■ What the exercise asks ■
Omit every picture while repeating the entries exactly.
* Start Records for the task *
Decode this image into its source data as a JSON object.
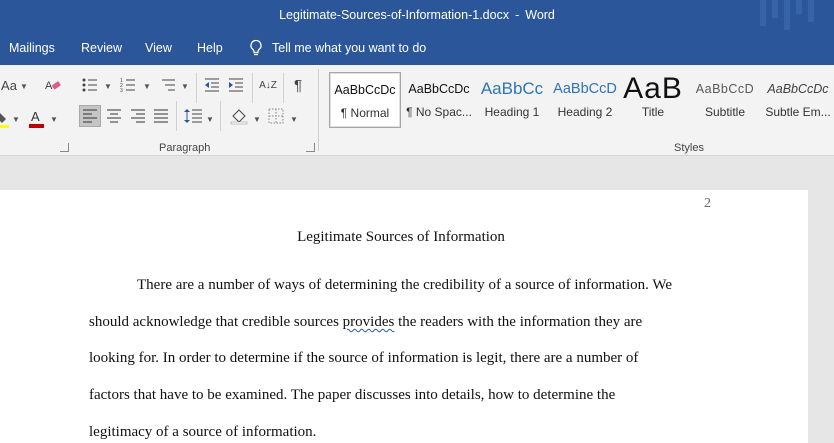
{
  "titlebar": {
    "filename": "Legitimate-Sources-of-Information-1.docx",
    "separator": "-",
    "app": "Word"
  },
  "tabs": [
    "Mailings",
    "Review",
    "View",
    "Help"
  ],
  "tell_me": "Tell me what you want to do",
  "ribbon": {
    "font_case_label": "Aa",
    "paragraph_label": "Paragraph",
    "styles_label": "Styles",
    "font_color": "#c00000",
    "highlight_color": "#ffff00",
    "sort_label": "A↓Z",
    "pilcrow": "¶"
  },
  "styles": [
    {
      "sample": "AaBbCcDc",
      "name": "¶ Normal"
    },
    {
      "sample": "AaBbCcDc",
      "name": "¶ No Spac..."
    },
    {
      "sample": "AaBbCc",
      "name": "Heading 1"
    },
    {
      "sample": "AaBbCcD",
      "name": "Heading 2"
    },
    {
      "sample": "AaB",
      "name": "Title"
    },
    {
      "sample": "AaBbCcD",
      "name": "Subtitle"
    },
    {
      "sample": "AaBbCcDc",
      "name": "Subtle Em..."
    }
  ],
  "document": {
    "page_number": "2",
    "title": "Legitimate Sources of Information",
    "lines": [
      "There are a number of ways of determining the credibility of a source of information. We",
      "should acknowledge that credible sources",
      "provides",
      "the readers with the information they are",
      "looking for. In order to determine if the source of information is legit, there are a number of",
      "factors that have to be examined. The paper discusses into details, how to determine the",
      "legitimacy of a source of information."
    ]
  }
}
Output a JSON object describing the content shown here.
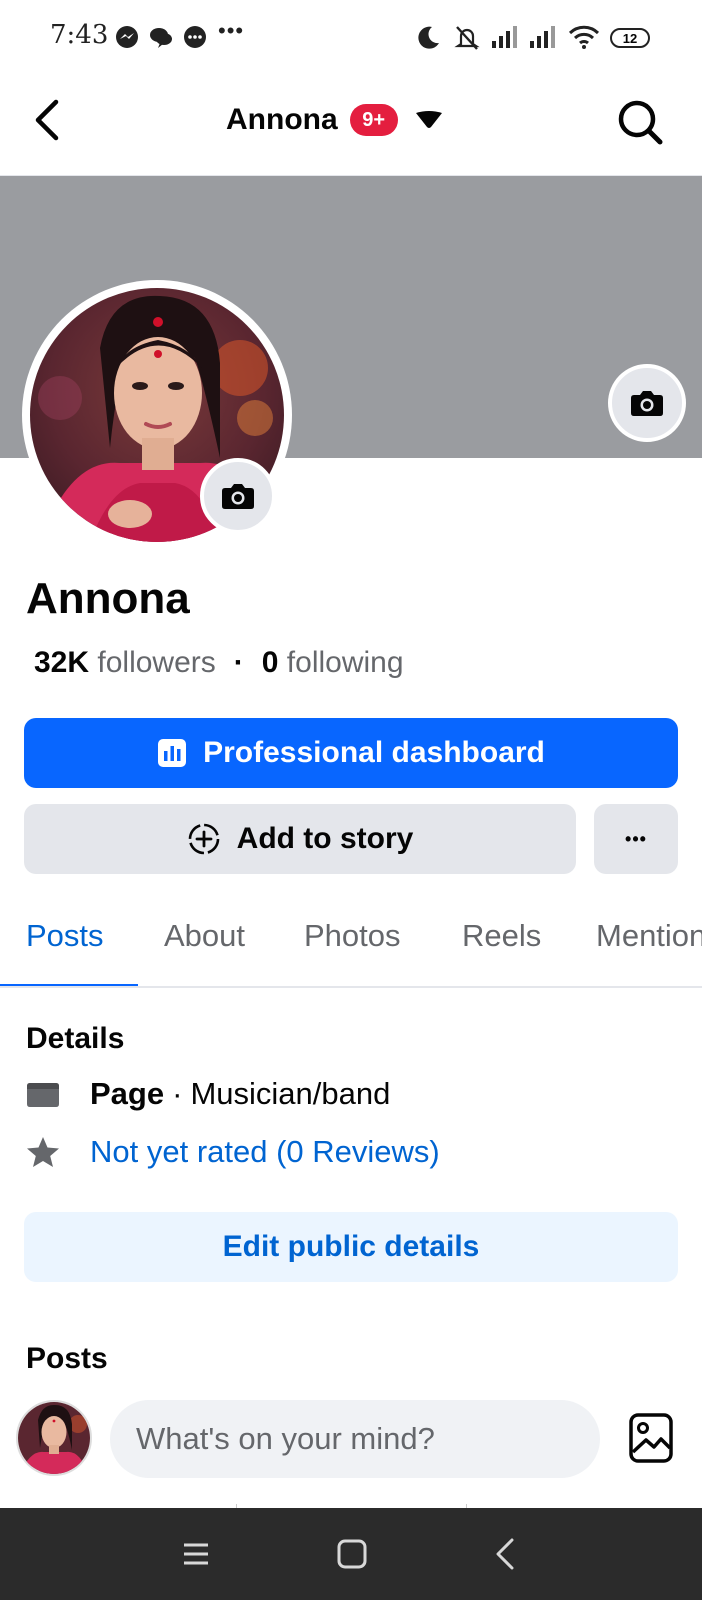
* End Records for the task *
■ Complete output ■
Decode this image into its source data as a JSON object.
{
  "titlebar": {
    "filename": "Legitimate-Sources-of-Information-1.docx",
    "separator": "-",
    "app": "Word"
  },
  "tabs": [
    "Mailings",
    "Review",
    "View",
    "Help"
  ],
  "tell_me": "Tell me what you want to do",
  "ribbon": {
    "font_case_label": "Aa",
    "paragraph_label": "Paragraph",
    "styles_label": "Styles",
    "font_color": "#c00000",
    "highlight_color": "#ffff00",
    "sort_label": "A↓Z",
    "pilcrow": "¶"
  },
  "styles": [
    {
      "sample": "AaBbCcDc",
      "name": "¶ Normal"
    },
    {
      "sample": "AaBbCcDc",
      "name": "¶ No Spac..."
    },
    {
      "sample": "AaBbCc",
      "name": "Heading 1"
    },
    {
      "sample": "AaBbCcD",
      "name": "Heading 2"
    },
    {
      "sample": "AaB",
      "name": "Title"
    },
    {
      "sample": "AaBbCcD",
      "name": "Subtitle"
    },
    {
      "sample": "AaBbCcDc",
      "name": "Subtle Em..."
    }
  ],
  "document": {
    "page_number": "2",
    "title": "Legitimate Sources of Information",
    "lines": [
      "There are a number of ways of determining the credibility of a source of information. We",
      "should acknowledge that credible sources",
      "provides",
      "the readers with the information they are",
      "looking for. In order to determine if the source of information is legit, there are a number of",
      "factors that have to be examined. The paper discusses into details, how to determine the",
      "legitimacy of a source of information."
    ]
  }
}
Output a JSON object describing the content shown here.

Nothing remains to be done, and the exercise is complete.